#### STORED DATA
§

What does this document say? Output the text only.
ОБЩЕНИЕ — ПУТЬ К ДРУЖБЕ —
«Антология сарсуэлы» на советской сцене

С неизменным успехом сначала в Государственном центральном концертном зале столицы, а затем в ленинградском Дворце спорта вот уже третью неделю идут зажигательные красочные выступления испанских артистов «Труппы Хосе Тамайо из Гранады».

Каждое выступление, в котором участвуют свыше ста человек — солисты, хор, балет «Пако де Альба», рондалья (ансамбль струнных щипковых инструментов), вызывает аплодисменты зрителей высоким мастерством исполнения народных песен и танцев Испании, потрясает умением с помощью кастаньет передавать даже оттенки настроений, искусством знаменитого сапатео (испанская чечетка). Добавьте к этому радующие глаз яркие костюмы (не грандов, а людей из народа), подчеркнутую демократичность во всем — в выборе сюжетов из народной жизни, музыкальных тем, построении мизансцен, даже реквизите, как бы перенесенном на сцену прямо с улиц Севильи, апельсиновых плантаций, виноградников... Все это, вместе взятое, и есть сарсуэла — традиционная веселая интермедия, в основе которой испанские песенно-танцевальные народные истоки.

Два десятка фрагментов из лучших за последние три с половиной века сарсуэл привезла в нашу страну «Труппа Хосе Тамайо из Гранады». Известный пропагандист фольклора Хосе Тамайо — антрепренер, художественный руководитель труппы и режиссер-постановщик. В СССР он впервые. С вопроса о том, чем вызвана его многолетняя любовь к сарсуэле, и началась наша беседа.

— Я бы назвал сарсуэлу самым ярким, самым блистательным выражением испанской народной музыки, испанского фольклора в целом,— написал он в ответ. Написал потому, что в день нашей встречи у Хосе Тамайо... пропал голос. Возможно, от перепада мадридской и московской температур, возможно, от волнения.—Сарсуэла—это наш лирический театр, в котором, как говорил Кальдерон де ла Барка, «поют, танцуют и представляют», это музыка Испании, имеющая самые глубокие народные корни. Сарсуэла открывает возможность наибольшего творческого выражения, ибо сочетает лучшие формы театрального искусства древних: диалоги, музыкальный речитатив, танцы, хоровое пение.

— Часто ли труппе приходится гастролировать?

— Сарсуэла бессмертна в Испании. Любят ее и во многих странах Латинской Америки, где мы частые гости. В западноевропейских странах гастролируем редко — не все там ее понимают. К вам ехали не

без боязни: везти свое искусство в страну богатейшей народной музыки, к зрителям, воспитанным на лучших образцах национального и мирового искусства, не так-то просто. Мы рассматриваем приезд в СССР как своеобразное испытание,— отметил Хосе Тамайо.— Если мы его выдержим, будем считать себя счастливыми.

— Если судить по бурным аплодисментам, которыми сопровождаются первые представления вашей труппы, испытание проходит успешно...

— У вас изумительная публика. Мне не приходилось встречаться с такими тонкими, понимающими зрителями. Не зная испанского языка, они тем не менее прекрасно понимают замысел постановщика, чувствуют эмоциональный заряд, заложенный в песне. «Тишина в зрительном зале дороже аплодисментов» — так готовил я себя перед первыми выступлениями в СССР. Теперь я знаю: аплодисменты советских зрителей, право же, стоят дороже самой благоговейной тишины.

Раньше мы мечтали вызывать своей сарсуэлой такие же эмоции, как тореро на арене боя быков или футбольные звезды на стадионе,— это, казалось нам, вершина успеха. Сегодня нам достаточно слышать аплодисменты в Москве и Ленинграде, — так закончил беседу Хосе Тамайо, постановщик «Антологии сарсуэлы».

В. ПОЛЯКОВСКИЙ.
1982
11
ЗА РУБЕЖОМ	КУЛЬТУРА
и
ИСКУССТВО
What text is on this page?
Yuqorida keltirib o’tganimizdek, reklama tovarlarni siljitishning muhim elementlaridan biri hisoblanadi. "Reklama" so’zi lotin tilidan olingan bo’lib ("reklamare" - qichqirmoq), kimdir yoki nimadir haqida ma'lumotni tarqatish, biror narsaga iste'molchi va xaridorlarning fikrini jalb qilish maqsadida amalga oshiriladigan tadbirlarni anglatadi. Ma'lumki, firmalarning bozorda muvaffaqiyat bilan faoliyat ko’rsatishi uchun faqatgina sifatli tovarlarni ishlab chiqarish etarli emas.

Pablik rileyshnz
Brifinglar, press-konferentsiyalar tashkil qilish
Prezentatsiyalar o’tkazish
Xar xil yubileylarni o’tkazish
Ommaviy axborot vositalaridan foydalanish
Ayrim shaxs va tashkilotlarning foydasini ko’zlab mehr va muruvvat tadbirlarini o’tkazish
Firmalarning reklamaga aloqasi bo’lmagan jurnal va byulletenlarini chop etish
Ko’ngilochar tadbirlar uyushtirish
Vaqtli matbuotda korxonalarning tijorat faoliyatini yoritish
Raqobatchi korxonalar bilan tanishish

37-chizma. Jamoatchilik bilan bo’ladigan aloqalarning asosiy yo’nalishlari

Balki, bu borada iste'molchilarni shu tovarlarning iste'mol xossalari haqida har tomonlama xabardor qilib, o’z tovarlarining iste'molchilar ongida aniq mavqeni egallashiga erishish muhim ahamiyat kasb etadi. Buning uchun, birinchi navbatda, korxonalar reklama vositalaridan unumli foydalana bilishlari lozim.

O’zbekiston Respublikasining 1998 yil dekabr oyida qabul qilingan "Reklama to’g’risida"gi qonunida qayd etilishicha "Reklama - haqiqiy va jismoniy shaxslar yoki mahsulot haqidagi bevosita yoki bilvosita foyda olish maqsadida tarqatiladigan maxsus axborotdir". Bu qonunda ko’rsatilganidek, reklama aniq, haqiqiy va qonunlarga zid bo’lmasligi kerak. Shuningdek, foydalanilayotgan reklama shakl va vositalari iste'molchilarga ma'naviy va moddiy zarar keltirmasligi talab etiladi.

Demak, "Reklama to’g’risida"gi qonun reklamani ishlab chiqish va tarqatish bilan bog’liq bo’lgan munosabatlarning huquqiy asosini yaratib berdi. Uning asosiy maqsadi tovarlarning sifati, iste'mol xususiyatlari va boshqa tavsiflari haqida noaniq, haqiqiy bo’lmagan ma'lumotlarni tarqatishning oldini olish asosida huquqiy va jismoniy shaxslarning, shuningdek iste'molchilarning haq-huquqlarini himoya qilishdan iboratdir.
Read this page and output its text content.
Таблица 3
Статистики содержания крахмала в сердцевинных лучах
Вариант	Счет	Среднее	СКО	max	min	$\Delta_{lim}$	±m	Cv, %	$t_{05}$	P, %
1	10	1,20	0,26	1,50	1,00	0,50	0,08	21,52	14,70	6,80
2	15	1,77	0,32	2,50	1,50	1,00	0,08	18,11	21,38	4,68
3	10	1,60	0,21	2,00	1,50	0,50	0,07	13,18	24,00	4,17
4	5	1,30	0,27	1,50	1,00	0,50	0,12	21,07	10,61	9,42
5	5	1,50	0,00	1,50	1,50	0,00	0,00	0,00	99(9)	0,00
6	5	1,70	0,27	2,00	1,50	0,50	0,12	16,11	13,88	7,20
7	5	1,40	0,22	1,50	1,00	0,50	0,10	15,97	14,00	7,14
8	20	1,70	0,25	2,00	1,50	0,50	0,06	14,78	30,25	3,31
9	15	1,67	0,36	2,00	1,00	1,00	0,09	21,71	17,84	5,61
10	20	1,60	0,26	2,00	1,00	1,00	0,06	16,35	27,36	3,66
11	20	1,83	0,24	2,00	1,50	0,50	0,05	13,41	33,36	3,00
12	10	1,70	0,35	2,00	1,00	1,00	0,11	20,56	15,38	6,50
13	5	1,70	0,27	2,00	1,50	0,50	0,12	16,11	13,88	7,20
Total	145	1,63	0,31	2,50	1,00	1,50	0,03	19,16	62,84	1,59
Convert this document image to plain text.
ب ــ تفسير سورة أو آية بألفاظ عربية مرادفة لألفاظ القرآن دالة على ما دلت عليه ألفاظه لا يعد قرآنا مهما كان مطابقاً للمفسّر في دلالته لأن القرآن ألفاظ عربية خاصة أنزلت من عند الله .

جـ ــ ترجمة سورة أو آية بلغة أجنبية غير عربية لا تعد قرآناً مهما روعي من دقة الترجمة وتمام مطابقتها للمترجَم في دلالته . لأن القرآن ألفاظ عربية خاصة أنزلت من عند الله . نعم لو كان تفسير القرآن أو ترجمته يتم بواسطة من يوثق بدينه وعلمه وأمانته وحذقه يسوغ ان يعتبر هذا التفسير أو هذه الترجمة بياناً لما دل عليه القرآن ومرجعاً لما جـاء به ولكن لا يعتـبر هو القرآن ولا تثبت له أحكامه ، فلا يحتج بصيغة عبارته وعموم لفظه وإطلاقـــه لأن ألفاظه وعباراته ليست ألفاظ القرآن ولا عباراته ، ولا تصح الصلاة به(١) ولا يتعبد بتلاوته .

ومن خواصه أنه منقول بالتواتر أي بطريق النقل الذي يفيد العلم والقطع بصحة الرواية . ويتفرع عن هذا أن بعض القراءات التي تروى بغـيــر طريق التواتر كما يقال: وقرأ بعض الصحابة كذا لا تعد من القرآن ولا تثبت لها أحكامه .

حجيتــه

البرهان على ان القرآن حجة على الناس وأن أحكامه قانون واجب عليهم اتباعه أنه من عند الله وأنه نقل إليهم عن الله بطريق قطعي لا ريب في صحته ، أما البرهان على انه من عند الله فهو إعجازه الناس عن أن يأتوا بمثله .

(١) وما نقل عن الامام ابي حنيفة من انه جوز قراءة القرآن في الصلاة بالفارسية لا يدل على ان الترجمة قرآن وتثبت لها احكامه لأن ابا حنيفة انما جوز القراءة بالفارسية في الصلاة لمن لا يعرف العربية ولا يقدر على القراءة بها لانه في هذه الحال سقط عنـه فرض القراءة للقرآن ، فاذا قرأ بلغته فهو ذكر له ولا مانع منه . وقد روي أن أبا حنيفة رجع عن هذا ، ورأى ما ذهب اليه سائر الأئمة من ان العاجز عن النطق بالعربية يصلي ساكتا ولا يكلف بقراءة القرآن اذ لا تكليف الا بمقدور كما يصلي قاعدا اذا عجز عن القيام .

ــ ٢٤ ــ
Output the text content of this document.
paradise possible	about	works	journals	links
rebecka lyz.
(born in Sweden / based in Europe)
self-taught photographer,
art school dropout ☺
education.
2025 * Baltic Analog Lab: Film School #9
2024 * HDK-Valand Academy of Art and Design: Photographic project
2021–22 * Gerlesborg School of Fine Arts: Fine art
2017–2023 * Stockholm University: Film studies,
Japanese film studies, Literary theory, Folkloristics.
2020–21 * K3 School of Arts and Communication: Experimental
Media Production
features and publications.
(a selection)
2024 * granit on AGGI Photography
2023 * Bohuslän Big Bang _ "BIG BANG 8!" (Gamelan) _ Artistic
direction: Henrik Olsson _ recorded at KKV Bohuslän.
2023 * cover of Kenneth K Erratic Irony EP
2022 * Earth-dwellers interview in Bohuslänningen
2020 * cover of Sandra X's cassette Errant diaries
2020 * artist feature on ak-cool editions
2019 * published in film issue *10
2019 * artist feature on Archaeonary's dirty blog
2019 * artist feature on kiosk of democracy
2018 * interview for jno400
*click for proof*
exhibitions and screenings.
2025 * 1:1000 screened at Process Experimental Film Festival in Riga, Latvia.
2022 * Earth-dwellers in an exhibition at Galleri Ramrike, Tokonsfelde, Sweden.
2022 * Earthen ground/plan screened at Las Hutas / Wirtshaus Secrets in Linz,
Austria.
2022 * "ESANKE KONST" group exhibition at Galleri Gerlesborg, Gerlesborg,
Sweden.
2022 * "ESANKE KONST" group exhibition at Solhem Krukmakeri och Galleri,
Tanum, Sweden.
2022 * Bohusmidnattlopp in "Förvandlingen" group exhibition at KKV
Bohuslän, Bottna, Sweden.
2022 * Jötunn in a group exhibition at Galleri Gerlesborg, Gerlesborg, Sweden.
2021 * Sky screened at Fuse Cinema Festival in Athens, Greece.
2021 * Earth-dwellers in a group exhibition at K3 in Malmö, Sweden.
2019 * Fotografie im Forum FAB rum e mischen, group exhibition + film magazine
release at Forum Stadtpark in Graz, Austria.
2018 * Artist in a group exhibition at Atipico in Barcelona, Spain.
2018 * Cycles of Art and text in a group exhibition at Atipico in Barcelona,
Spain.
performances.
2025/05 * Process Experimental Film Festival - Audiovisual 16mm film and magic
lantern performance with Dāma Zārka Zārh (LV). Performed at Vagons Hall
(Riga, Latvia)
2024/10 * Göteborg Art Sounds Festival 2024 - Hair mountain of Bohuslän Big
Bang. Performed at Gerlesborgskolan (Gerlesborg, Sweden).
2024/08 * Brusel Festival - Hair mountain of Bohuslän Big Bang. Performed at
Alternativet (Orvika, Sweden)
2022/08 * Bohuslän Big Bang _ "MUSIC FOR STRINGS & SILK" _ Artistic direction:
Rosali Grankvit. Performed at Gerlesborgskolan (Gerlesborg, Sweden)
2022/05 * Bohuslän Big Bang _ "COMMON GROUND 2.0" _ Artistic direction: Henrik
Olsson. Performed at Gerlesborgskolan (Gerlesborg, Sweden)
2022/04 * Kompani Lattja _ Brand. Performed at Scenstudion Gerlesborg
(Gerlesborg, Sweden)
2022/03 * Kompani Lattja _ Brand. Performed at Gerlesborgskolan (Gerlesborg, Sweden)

§

#### DIRECTION
Where a line contains "Riga", copy that line.

#### CORRECT ANSWER
2025 * 1:1000 screened at Process Experimental Film Festival in Riga, Latvia.
(Riga, Latvia)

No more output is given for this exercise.